··· RECORDS SHOWN

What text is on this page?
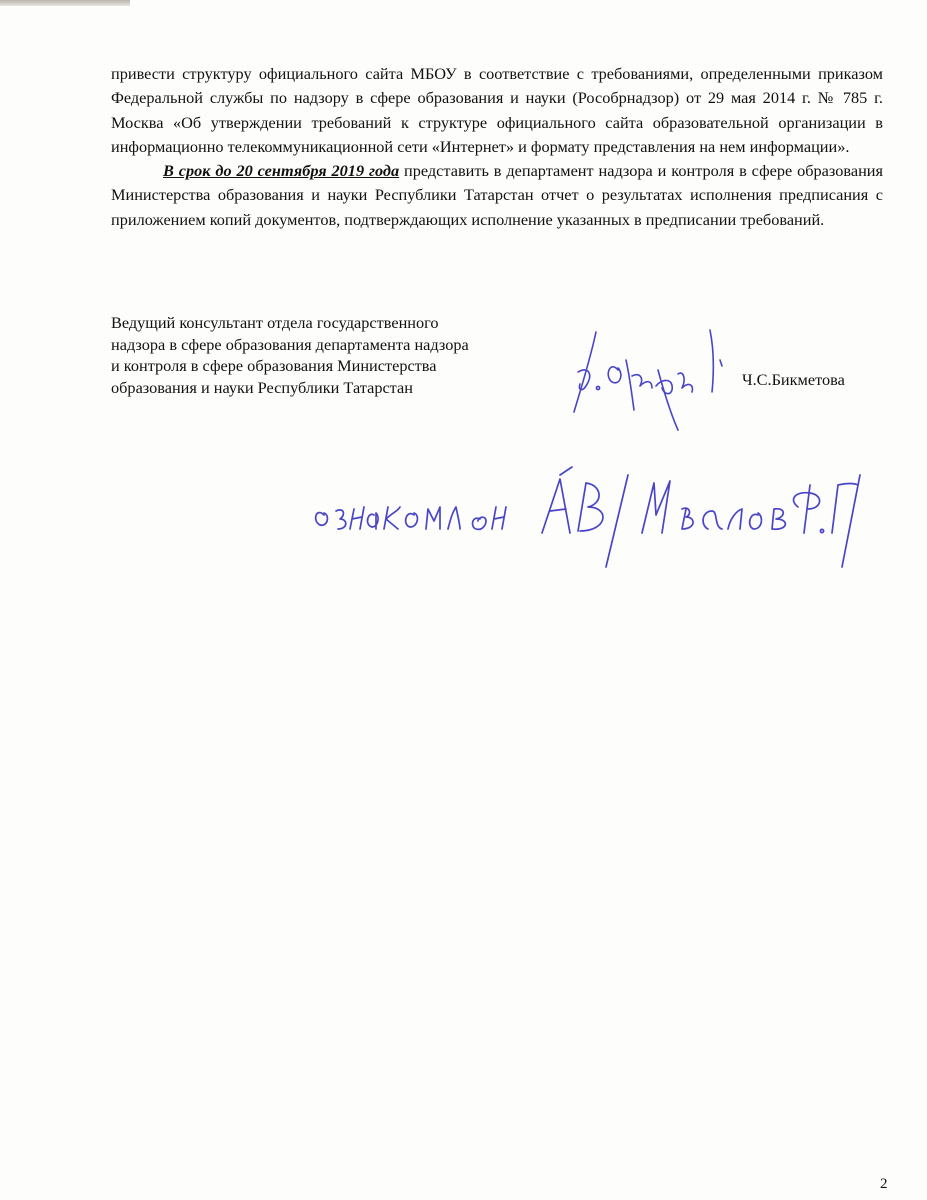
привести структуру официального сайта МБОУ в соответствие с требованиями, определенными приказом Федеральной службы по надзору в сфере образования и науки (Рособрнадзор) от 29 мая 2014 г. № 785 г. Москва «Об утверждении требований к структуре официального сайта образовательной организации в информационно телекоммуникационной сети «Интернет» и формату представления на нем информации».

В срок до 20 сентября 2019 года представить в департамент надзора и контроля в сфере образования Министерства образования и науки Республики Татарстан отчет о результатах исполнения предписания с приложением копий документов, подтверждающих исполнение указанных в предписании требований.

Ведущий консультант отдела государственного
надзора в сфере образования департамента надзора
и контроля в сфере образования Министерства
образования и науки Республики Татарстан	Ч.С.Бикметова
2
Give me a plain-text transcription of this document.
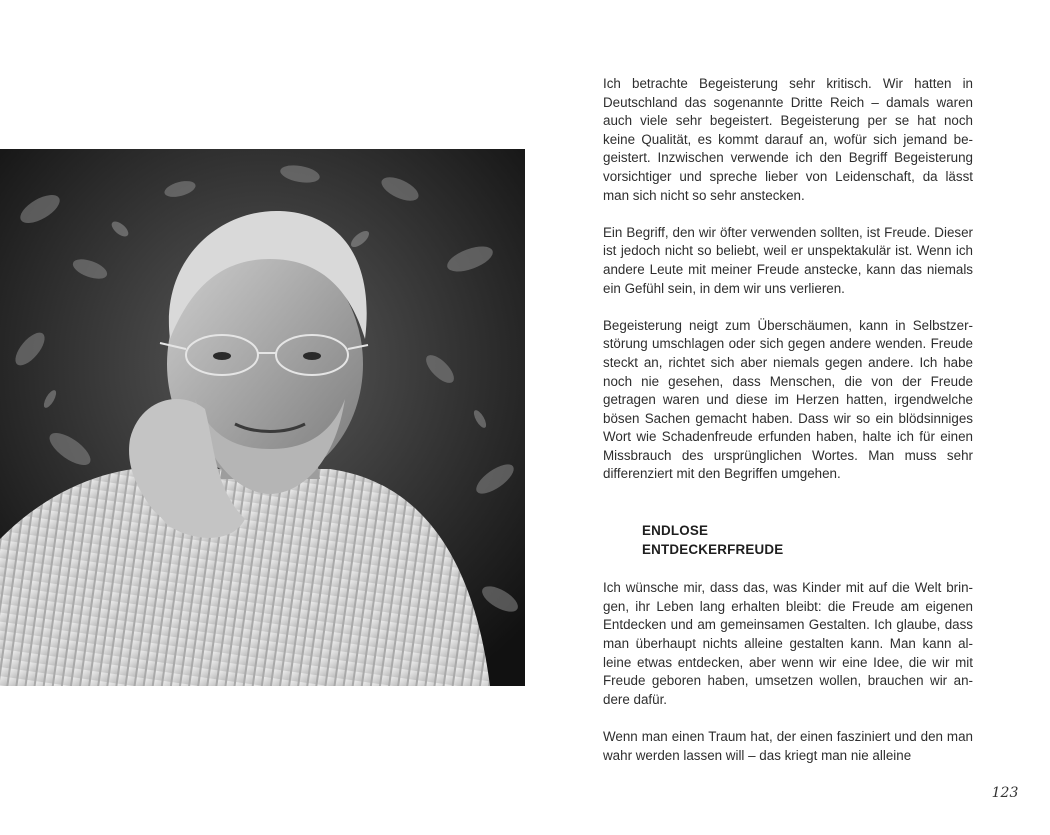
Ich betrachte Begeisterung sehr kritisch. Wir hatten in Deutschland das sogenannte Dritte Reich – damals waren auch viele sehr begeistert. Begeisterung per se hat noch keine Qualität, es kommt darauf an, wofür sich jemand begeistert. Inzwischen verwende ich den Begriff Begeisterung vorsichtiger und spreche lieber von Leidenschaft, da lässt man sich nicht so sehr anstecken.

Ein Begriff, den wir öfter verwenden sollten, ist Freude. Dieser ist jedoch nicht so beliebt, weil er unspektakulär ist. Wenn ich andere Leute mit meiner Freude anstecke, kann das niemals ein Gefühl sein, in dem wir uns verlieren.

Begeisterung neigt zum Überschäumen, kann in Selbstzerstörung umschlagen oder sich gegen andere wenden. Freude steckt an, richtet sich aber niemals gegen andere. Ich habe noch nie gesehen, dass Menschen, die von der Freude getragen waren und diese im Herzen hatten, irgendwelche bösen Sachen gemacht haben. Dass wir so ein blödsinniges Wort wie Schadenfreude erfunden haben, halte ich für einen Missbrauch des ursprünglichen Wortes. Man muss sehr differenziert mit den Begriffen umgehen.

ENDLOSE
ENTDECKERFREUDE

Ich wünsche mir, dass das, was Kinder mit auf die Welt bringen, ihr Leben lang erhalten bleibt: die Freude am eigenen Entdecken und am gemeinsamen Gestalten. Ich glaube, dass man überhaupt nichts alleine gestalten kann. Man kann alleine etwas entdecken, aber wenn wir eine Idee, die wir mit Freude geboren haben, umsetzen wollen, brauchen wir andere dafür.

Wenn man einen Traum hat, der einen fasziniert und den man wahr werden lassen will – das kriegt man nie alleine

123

······
··· RECORDS SHOWN

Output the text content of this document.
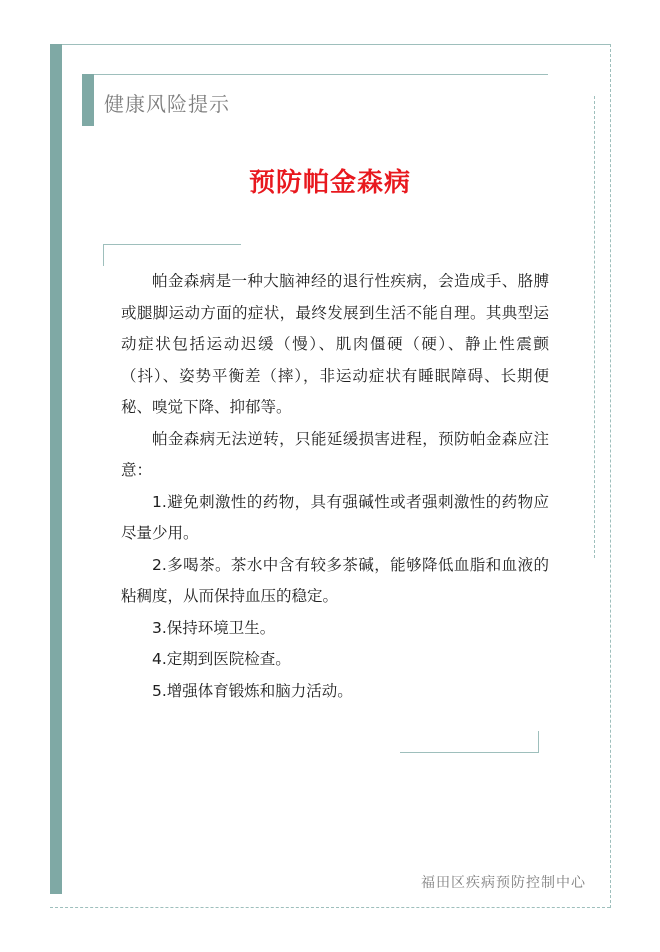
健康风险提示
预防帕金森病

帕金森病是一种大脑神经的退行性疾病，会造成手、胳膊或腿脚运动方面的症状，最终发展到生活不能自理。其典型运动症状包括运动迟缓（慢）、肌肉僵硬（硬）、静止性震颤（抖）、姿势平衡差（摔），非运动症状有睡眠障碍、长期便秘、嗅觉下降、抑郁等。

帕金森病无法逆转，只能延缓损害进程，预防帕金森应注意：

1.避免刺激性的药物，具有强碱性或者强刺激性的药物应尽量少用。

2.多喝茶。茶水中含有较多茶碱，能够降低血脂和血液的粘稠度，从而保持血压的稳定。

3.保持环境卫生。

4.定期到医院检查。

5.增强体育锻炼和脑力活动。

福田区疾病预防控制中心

······

__GIVEN INSTRUCTION__. Of the lines above, how many contain the word "document"? Provide the number and nothing else.

__WRITTEN SOLUTION__. 2